MATERIAL PROVIDED |
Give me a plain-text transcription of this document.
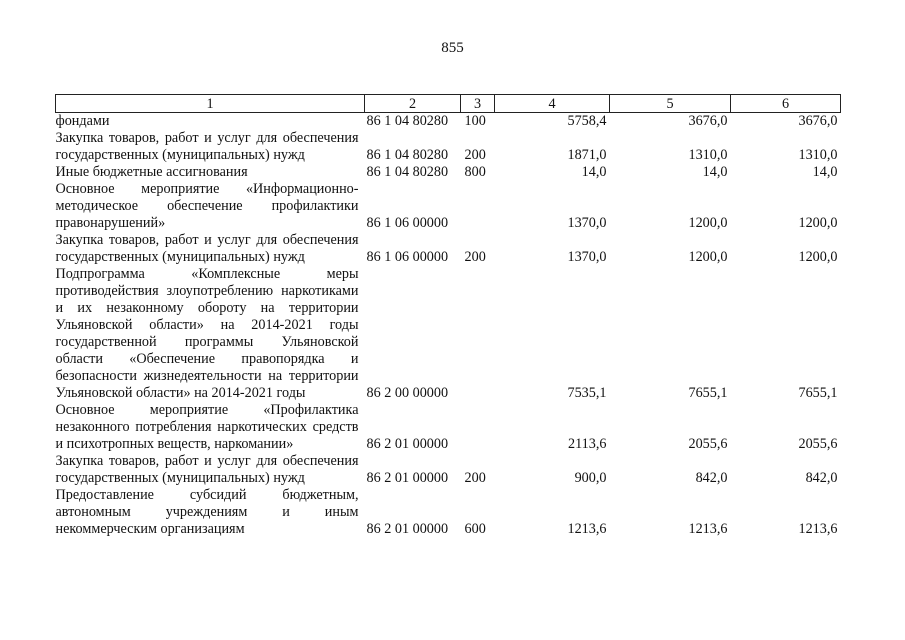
855
1	2	3	4	5	6
фондами	86 1 04 80280	100	5758,4	3676,0	3676,0
Закупка товаров, работ и услуг для обеспечения государственных (муниципальных) нужд	86 1 04 80280	200	1871,0	1310,0	1310,0
Иные бюджетные ассигнования	86 1 04 80280	800	14,0	14,0	14,0
Основное мероприятие «Информационно-методическое обеспечение профилактики правонарушений»	86 1 06 00000		1370,0	1200,0	1200,0
Закупка товаров, работ и услуг для обеспечения государственных (муниципальных) нужд	86 1 06 00000	200	1370,0	1200,0	1200,0
Подпрограмма «Комплексные меры противодействия злоупотреблению наркотиками и их незаконному обороту на территории Ульяновской области» на 2014-2021 годы государственной программы Ульяновской области «Обеспечение правопорядка и безопасности жизнедеятельности на территории Ульяновской области» на 2014-2021 годы	86 2 00 00000		7535,1	7655,1	7655,1
Основное мероприятие «Профилактика незаконного потребления наркотических средств и психотропных веществ, наркомании»	86 2 01 00000		2113,6	2055,6	2055,6
Закупка товаров, работ и услуг для обеспечения государственных (муниципальных) нужд	86 2 01 00000	200	900,0	842,0	842,0
Предоставление субсидий бюджетным, автономным учреждениям и иным некоммерческим организациям	86 2 01 00000	600	1213,6	1213,6	1213,6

DIRECTIVE | Track down the lines that include the word "обеспечения" and copy them.

FINISHED EXERCISE |
Закупка товаров, работ и услуг для обеспечения государственных (муниципальных) нужд	86 1 04 80280	200	1871,0	1310,0	1310,0
Закупка товаров, работ и услуг для обеспечения государственных (муниципальных) нужд	86 1 06 00000	200	1370,0	1200,0	1200,0
Закупка товаров, работ и услуг для обеспечения государственных (муниципальных) нужд	86 2 01 00000	200	900,0	842,0	842,0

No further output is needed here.